▶ [Dataset entries]:

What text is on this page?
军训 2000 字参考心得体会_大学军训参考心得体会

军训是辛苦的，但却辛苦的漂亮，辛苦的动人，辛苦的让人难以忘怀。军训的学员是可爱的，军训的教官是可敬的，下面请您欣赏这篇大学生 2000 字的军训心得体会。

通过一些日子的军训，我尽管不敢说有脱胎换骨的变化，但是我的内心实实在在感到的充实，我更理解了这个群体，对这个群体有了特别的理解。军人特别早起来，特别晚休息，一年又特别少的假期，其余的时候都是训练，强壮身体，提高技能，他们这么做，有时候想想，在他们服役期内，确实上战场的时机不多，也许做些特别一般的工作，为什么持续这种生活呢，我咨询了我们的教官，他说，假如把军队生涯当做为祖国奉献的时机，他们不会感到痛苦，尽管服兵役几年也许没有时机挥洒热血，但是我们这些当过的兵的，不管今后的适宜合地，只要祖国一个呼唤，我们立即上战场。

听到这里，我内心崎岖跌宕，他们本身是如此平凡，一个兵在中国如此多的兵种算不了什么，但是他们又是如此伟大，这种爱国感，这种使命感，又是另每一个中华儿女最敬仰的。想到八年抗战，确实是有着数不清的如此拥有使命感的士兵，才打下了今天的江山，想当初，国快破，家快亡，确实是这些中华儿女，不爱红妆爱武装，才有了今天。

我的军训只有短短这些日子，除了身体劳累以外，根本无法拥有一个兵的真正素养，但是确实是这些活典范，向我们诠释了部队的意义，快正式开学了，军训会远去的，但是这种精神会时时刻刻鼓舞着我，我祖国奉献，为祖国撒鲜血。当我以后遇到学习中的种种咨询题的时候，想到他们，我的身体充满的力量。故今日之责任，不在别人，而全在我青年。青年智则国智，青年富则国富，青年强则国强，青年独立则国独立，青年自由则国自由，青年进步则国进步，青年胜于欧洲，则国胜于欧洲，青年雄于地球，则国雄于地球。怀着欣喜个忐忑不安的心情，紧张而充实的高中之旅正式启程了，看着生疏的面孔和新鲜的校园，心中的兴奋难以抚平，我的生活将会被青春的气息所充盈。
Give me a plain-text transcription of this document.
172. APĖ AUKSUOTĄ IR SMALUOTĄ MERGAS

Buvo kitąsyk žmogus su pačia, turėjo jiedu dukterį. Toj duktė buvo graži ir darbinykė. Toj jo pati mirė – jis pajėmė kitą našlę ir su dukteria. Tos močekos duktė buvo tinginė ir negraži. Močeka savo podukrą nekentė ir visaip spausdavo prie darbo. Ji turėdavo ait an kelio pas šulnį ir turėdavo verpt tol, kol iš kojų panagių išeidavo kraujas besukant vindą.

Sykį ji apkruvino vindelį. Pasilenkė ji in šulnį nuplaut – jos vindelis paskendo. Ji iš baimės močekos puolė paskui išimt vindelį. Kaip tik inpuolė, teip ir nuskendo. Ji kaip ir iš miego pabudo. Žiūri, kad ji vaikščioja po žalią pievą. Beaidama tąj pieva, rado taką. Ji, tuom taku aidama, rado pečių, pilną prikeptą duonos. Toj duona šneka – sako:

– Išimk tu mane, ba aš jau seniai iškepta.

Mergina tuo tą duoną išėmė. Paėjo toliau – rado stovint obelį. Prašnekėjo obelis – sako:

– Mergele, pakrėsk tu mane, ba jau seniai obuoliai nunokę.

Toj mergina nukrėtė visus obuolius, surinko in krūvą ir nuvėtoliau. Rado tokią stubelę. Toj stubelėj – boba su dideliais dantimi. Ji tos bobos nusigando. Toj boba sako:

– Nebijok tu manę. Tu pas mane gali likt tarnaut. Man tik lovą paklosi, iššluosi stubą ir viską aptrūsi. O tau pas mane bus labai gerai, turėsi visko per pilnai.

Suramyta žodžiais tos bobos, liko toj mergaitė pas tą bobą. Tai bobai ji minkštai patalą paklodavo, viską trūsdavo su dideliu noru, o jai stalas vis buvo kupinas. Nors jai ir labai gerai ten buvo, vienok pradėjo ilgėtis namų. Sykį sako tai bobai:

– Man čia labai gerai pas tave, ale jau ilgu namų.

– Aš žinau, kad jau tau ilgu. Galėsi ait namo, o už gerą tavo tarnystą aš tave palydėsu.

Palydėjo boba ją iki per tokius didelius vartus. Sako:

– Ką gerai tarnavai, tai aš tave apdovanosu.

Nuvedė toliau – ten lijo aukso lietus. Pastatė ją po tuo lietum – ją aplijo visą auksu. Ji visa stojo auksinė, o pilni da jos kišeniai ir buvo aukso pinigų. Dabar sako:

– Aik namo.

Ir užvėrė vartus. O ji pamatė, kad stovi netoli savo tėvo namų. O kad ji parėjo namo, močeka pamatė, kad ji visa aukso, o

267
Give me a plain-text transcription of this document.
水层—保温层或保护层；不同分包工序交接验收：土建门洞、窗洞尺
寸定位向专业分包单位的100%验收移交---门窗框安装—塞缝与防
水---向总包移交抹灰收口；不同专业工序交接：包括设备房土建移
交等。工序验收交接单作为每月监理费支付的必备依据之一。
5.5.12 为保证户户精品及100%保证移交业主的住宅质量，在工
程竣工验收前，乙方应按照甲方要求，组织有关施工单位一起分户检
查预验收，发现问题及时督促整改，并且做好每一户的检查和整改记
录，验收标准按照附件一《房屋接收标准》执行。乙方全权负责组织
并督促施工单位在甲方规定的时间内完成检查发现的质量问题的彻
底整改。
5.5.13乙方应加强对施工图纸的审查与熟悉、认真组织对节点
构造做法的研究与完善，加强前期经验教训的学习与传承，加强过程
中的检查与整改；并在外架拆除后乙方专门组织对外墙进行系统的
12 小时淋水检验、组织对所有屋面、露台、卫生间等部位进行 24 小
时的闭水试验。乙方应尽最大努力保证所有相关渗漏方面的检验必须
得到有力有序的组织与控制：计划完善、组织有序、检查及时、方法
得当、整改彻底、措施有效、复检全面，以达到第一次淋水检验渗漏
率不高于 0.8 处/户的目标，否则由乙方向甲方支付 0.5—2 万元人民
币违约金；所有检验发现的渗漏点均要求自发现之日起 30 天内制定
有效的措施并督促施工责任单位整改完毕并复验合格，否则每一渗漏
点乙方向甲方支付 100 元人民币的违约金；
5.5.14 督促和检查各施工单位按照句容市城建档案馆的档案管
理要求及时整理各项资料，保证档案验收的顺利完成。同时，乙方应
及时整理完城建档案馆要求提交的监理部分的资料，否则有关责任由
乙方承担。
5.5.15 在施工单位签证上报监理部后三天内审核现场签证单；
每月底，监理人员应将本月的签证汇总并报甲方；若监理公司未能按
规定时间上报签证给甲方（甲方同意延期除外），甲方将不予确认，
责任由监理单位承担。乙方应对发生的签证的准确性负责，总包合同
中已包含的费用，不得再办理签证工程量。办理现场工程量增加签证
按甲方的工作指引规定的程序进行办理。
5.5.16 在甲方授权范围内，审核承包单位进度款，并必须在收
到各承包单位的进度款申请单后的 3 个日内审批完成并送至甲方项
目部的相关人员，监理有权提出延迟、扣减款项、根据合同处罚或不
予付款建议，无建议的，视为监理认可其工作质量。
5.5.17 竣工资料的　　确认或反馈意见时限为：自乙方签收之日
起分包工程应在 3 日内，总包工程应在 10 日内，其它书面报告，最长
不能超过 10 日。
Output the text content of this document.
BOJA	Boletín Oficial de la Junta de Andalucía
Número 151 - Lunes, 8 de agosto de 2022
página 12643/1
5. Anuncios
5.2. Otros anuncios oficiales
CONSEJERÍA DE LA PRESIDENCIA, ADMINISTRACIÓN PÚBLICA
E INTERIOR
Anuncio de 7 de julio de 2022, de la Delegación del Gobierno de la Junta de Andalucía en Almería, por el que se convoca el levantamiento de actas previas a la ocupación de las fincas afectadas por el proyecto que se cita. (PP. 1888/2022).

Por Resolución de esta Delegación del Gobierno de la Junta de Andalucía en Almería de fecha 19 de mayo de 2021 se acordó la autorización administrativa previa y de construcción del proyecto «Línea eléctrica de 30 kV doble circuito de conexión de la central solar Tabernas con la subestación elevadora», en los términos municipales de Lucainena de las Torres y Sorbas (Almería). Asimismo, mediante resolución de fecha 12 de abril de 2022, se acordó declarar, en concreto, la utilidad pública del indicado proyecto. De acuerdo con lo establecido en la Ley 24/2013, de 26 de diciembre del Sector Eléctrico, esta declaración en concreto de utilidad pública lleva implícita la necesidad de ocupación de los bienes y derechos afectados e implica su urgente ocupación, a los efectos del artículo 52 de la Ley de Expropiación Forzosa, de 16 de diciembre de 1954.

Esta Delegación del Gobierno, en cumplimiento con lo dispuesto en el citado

▶ [Exercise]:
Gather each line of the listing that holds the string "aukso".

▶ [Complete response]:
Nuvedė toliau – ten lijo aukso lietus. Pastatė ją po tuo lietum – ją aplijo visą auksu. Ji visa stojo auksinė, o pilni da jos kišeniai ir buvo aukso pinigų. Dabar sako:
Ir užvėrė vartus. O ji pamatė, kad stovi netoli savo tėvo namų. O kad ji parėjo namo, močeka pamatė, kad ji visa aukso, o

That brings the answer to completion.